## Given problem:
Lines holding the string "batería" are the ones to copy from this listing.

## Supplied records:
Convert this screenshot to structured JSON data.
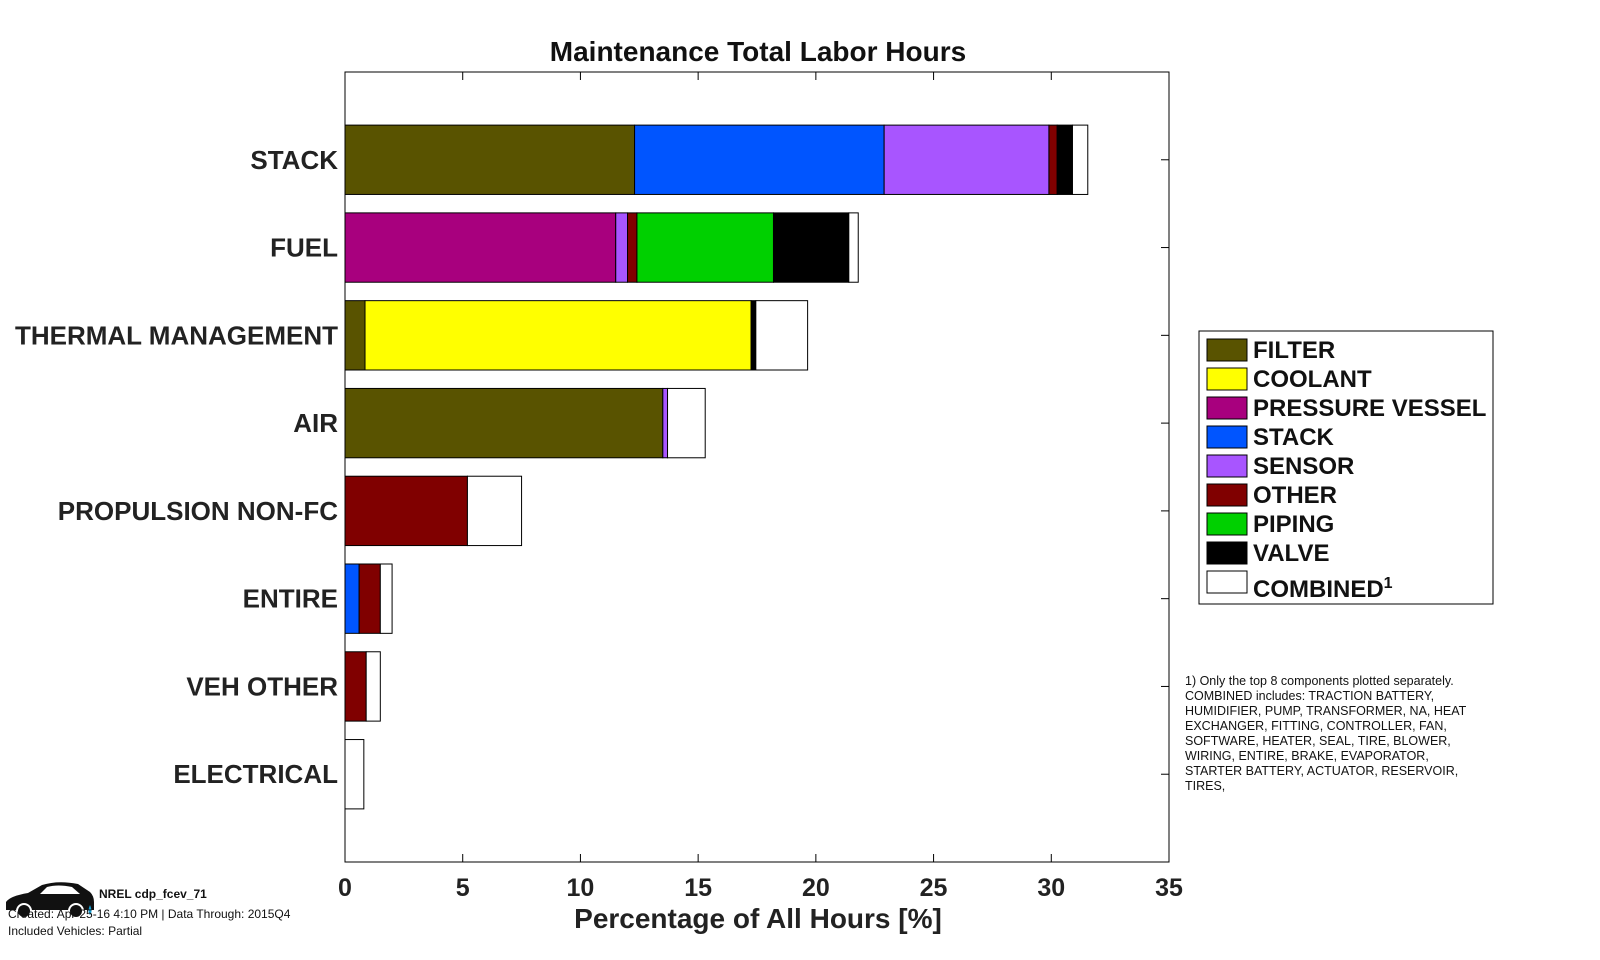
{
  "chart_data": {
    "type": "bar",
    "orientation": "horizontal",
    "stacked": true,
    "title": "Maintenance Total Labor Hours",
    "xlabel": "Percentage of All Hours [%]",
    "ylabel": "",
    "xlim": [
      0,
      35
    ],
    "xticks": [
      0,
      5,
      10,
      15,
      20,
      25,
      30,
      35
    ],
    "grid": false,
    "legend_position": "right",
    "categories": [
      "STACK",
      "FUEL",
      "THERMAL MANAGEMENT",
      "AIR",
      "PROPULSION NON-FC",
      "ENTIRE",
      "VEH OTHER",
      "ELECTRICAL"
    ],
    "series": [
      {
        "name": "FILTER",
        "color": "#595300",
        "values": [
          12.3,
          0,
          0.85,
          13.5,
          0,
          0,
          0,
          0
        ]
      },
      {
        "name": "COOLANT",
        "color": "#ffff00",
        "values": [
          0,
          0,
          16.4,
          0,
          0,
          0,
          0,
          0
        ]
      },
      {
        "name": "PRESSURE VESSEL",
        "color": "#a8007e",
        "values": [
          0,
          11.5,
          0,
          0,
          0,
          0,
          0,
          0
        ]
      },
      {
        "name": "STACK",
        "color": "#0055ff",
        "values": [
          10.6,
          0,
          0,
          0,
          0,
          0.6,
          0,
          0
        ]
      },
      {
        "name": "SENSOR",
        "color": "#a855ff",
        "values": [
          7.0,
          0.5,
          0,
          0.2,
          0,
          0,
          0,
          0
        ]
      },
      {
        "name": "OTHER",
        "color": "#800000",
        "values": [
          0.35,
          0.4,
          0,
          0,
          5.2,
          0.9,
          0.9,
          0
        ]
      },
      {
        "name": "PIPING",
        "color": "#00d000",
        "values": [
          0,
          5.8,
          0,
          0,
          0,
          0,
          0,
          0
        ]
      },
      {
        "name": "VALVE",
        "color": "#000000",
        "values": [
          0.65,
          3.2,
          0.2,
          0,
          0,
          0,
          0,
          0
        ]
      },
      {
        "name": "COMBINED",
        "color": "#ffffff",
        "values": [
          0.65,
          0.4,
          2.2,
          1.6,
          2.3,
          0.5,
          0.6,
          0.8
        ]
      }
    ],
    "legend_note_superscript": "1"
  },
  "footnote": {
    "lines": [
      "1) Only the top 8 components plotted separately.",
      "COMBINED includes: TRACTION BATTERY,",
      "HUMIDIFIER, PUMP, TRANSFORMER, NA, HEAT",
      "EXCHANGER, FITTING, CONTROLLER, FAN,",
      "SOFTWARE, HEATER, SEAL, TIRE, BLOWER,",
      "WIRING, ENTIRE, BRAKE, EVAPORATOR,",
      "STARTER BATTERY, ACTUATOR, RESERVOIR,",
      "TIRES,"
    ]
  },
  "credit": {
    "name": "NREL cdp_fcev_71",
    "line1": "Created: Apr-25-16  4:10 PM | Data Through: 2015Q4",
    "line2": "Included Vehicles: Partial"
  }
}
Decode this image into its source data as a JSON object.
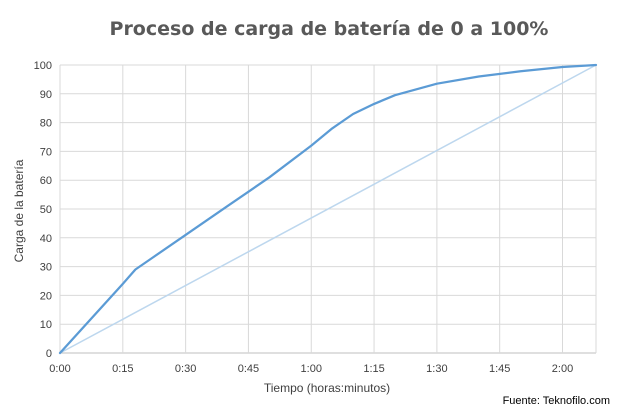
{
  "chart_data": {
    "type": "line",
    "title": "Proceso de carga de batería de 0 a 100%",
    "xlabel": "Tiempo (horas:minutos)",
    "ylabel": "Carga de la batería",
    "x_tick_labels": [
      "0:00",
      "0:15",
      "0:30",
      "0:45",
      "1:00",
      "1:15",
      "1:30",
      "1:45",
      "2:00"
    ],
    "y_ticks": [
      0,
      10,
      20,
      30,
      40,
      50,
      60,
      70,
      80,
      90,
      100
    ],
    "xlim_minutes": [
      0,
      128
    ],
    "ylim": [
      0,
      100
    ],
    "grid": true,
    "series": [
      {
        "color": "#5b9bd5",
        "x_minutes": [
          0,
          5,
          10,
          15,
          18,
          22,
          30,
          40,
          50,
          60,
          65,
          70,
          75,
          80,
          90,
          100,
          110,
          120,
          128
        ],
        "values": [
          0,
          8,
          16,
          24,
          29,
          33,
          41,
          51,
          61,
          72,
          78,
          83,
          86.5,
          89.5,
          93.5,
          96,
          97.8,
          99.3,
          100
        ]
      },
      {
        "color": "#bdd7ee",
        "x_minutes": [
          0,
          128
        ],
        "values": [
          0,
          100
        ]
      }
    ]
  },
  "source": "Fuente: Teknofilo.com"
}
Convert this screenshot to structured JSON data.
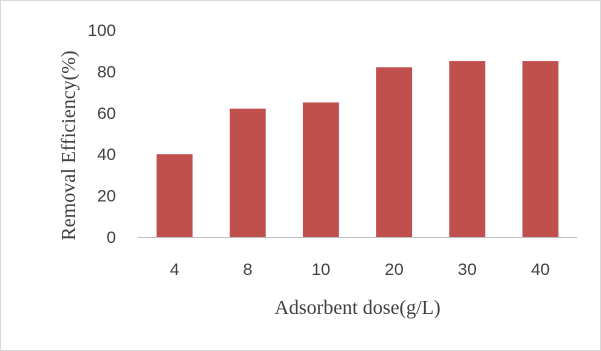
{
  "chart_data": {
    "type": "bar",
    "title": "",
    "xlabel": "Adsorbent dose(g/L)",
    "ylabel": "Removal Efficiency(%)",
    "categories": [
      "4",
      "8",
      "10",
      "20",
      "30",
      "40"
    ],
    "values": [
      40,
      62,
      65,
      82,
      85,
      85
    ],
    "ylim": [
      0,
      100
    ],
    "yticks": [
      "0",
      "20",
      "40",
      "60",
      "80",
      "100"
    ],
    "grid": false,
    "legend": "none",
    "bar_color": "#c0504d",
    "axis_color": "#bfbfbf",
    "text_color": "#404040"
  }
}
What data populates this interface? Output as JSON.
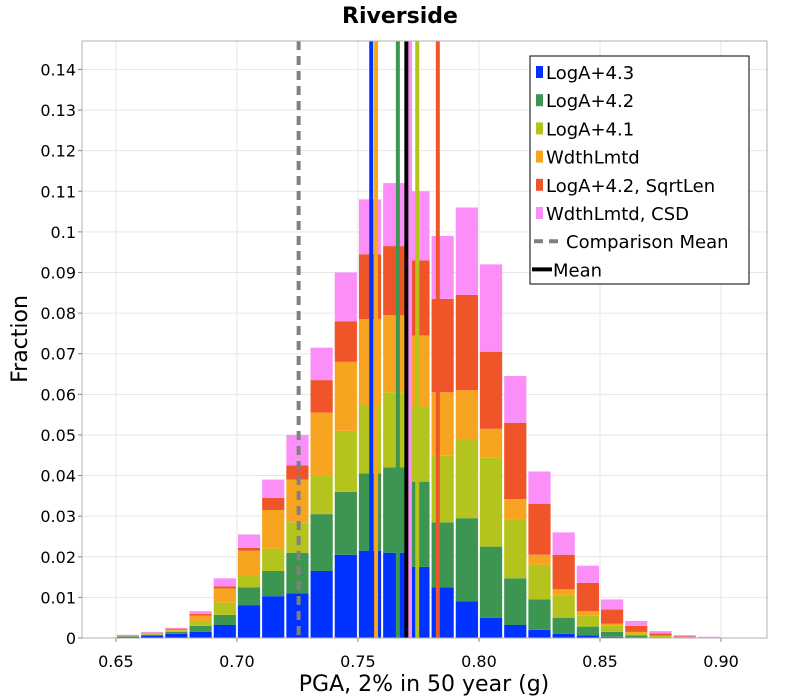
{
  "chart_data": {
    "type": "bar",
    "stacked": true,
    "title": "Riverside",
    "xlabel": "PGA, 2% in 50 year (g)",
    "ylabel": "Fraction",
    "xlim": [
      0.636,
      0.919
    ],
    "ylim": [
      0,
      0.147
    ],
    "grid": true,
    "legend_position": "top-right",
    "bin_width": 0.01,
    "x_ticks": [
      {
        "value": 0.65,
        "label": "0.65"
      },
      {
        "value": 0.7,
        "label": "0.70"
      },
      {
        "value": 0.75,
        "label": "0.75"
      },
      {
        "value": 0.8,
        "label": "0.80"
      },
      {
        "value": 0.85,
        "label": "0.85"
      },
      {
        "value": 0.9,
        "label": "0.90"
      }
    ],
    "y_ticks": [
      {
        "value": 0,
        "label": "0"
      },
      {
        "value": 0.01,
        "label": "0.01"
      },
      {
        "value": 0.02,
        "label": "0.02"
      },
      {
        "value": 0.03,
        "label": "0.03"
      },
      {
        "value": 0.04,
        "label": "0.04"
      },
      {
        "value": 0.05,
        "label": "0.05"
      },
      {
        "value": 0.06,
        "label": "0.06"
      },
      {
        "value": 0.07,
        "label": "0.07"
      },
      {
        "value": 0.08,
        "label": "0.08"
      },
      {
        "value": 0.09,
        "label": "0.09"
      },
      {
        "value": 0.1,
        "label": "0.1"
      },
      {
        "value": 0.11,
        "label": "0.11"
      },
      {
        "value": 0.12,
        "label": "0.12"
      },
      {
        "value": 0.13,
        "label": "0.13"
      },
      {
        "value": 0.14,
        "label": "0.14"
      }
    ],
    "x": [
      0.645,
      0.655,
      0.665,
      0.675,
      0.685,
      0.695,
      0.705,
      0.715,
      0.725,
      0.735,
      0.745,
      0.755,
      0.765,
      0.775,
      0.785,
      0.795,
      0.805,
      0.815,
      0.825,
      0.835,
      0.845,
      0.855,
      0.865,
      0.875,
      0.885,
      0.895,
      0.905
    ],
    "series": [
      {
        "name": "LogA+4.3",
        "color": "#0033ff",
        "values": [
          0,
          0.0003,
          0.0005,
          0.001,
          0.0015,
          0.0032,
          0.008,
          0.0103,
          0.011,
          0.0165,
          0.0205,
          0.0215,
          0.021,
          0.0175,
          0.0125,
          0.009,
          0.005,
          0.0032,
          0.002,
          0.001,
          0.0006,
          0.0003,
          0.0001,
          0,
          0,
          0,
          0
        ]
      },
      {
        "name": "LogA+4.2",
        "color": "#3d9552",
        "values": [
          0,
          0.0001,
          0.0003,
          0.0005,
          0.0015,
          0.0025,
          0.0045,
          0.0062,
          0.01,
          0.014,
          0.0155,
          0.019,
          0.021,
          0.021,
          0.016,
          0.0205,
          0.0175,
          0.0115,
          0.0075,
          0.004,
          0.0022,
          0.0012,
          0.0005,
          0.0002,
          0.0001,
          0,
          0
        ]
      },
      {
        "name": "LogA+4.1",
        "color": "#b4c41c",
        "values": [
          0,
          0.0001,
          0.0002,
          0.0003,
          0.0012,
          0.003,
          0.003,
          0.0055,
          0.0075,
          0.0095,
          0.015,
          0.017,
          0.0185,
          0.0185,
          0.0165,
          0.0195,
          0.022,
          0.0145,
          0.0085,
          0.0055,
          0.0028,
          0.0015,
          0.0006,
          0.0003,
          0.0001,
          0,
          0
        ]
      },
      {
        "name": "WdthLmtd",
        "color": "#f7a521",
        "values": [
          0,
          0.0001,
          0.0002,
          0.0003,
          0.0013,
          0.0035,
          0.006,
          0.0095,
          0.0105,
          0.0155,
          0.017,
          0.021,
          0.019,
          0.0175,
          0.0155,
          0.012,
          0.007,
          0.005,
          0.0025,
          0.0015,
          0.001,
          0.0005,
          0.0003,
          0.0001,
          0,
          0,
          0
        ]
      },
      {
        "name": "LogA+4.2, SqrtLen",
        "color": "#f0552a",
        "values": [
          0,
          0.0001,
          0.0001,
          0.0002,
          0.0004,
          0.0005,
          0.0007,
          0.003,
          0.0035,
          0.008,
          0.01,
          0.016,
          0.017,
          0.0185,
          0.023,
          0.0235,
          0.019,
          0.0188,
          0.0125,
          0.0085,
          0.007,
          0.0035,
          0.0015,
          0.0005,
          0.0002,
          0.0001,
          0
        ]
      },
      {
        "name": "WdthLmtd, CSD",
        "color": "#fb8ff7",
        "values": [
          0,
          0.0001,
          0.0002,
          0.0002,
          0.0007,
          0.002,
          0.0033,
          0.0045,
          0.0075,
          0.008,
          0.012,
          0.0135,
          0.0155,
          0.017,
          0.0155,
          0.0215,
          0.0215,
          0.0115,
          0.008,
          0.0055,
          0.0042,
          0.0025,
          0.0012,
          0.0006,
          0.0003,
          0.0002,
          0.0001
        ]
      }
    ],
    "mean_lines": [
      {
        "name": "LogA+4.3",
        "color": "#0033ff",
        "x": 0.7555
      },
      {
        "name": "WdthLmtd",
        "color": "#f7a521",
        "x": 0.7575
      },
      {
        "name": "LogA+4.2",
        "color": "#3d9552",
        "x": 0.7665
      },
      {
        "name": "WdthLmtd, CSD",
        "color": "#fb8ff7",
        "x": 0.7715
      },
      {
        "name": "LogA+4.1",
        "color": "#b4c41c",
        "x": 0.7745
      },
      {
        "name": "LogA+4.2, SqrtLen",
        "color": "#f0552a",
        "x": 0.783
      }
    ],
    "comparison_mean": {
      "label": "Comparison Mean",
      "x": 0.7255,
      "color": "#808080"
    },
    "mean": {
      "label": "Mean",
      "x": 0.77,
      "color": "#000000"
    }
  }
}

## Complete answer:
    "title": "Proceso de carga de batería de 0 a 100%",
    "ylabel": "Carga de la batería",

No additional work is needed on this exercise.